▸ **DATA LISTING**:
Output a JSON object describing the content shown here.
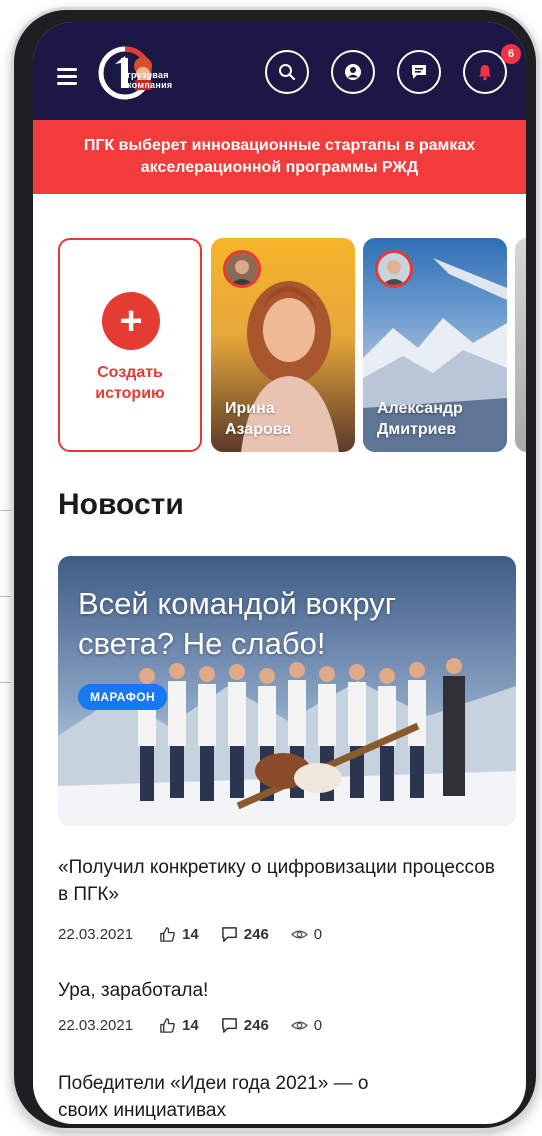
{
  "header": {
    "logo_text_line1": "грузовая",
    "logo_text_line2": "компания",
    "notification_count": "6"
  },
  "banner": {
    "text": "ПГК выберет инновационные стартапы в рамках акселерационной программы РЖД"
  },
  "stories": {
    "create_label_line1": "Создать",
    "create_label_line2": "историю",
    "items": [
      {
        "first": "Ирина",
        "last": "Азарова"
      },
      {
        "first": "Александр",
        "last": "Дмитриев"
      }
    ]
  },
  "news": {
    "section_title": "Новости",
    "featured": {
      "title": "Всей командой вокруг света? Не слабо!",
      "tag": "МАРАФОН"
    },
    "articles": [
      {
        "title": "«Получил конкретику о цифровизации процессов в ПГК»",
        "date": "22.03.2021",
        "likes": "14",
        "comments": "246",
        "views": "0"
      },
      {
        "title": "Ура, заработала!",
        "date": "22.03.2021",
        "likes": "14",
        "comments": "246",
        "views": "0"
      },
      {
        "title": "Победители «Идеи года 2021» — о своих инициативах"
      }
    ]
  },
  "colors": {
    "header_bg": "#1b1846",
    "accent_red": "#f23b3b",
    "tag_blue": "#1877f2"
  },
  "icons": [
    "menu-icon",
    "search-icon",
    "profile-icon",
    "chat-icon",
    "bell-icon",
    "plus-icon",
    "like-icon",
    "comment-icon",
    "views-icon"
  ]
}
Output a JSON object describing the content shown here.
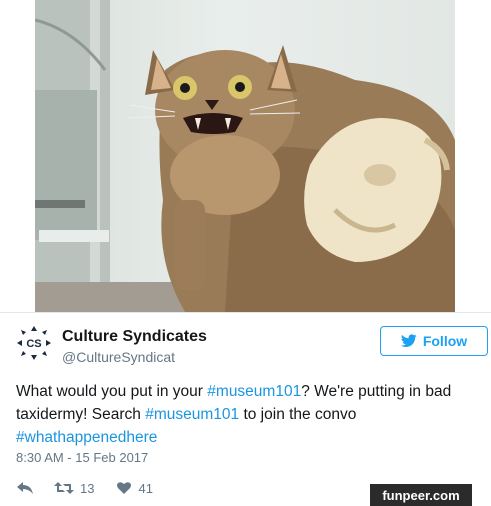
{
  "tweet": {
    "author": {
      "display_name": "Culture Syndicates",
      "handle": "@CultureSyndicat",
      "avatar_text": "CS"
    },
    "follow_label": "Follow",
    "text_segments": [
      {
        "text": "What would you put in your ",
        "hashtag": false
      },
      {
        "text": "#museum101",
        "hashtag": true
      },
      {
        "text": "? We're putting in bad taxidermy! Search ",
        "hashtag": false
      },
      {
        "text": "#museum101",
        "hashtag": true
      },
      {
        "text": " to join the convo ",
        "hashtag": false
      },
      {
        "text": "#whathappenedhere",
        "hashtag": true
      }
    ],
    "timestamp": "8:30 AM - 15 Feb 2017",
    "actions": {
      "retweet_count": "13",
      "like_count": "41"
    }
  },
  "icons": {
    "reply": "reply-icon",
    "retweet": "retweet-icon",
    "like": "heart-icon",
    "follow": "twitter-bird-icon"
  },
  "colors": {
    "accent": "#1da1f2",
    "hashtag": "#1b95e0",
    "muted": "#657786",
    "text": "#14171a"
  },
  "watermark": "funpeer.com"
}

▸ **DIRECTIONS**:
Transcribe every entry above exactly. Omit all pictures.

▸ **OUTPUT OF THE EXERCISE**:
Output a JSON object describing the content shown here.
{
  "header": {
    "logo_text_line1": "грузовая",
    "logo_text_line2": "компания",
    "notification_count": "6"
  },
  "banner": {
    "text": "ПГК выберет инновационные стартапы в рамках акселерационной программы РЖД"
  },
  "stories": {
    "create_label_line1": "Создать",
    "create_label_line2": "историю",
    "items": [
      {
        "first": "Ирина",
        "last": "Азарова"
      },
      {
        "first": "Александр",
        "last": "Дмитриев"
      }
    ]
  },
  "news": {
    "section_title": "Новости",
    "featured": {
      "title": "Всей командой вокруг света? Не слабо!",
      "tag": "МАРАФОН"
    },
    "articles": [
      {
        "title": "«Получил конкретику о цифровизации процессов в ПГК»",
        "date": "22.03.2021",
        "likes": "14",
        "comments": "246",
        "views": "0"
      },
      {
        "title": "Ура, заработала!",
        "date": "22.03.2021",
        "likes": "14",
        "comments": "246",
        "views": "0"
      },
      {
        "title": "Победители «Идеи года 2021» — о своих инициативах"
      }
    ]
  },
  "colors": {
    "header_bg": "#1b1846",
    "accent_red": "#f23b3b",
    "tag_blue": "#1877f2"
  },
  "icons": [
    "menu-icon",
    "search-icon",
    "profile-icon",
    "chat-icon",
    "bell-icon",
    "plus-icon",
    "like-icon",
    "comment-icon",
    "views-icon"
  ]
}
Output a JSON object describing the content shown here.
{
  "tweet": {
    "author": {
      "display_name": "Culture Syndicates",
      "handle": "@CultureSyndicat",
      "avatar_text": "CS"
    },
    "follow_label": "Follow",
    "text_segments": [
      {
        "text": "What would you put in your ",
        "hashtag": false
      },
      {
        "text": "#museum101",
        "hashtag": true
      },
      {
        "text": "? We're putting in bad taxidermy! Search ",
        "hashtag": false
      },
      {
        "text": "#museum101",
        "hashtag": true
      },
      {
        "text": " to join the convo ",
        "hashtag": false
      },
      {
        "text": "#whathappenedhere",
        "hashtag": true
      }
    ],
    "timestamp": "8:30 AM - 15 Feb 2017",
    "actions": {
      "retweet_count": "13",
      "like_count": "41"
    }
  },
  "icons": {
    "reply": "reply-icon",
    "retweet": "retweet-icon",
    "like": "heart-icon",
    "follow": "twitter-bird-icon"
  },
  "colors": {
    "accent": "#1da1f2",
    "hashtag": "#1b95e0",
    "muted": "#657786",
    "text": "#14171a"
  },
  "watermark": "funpeer.com"
}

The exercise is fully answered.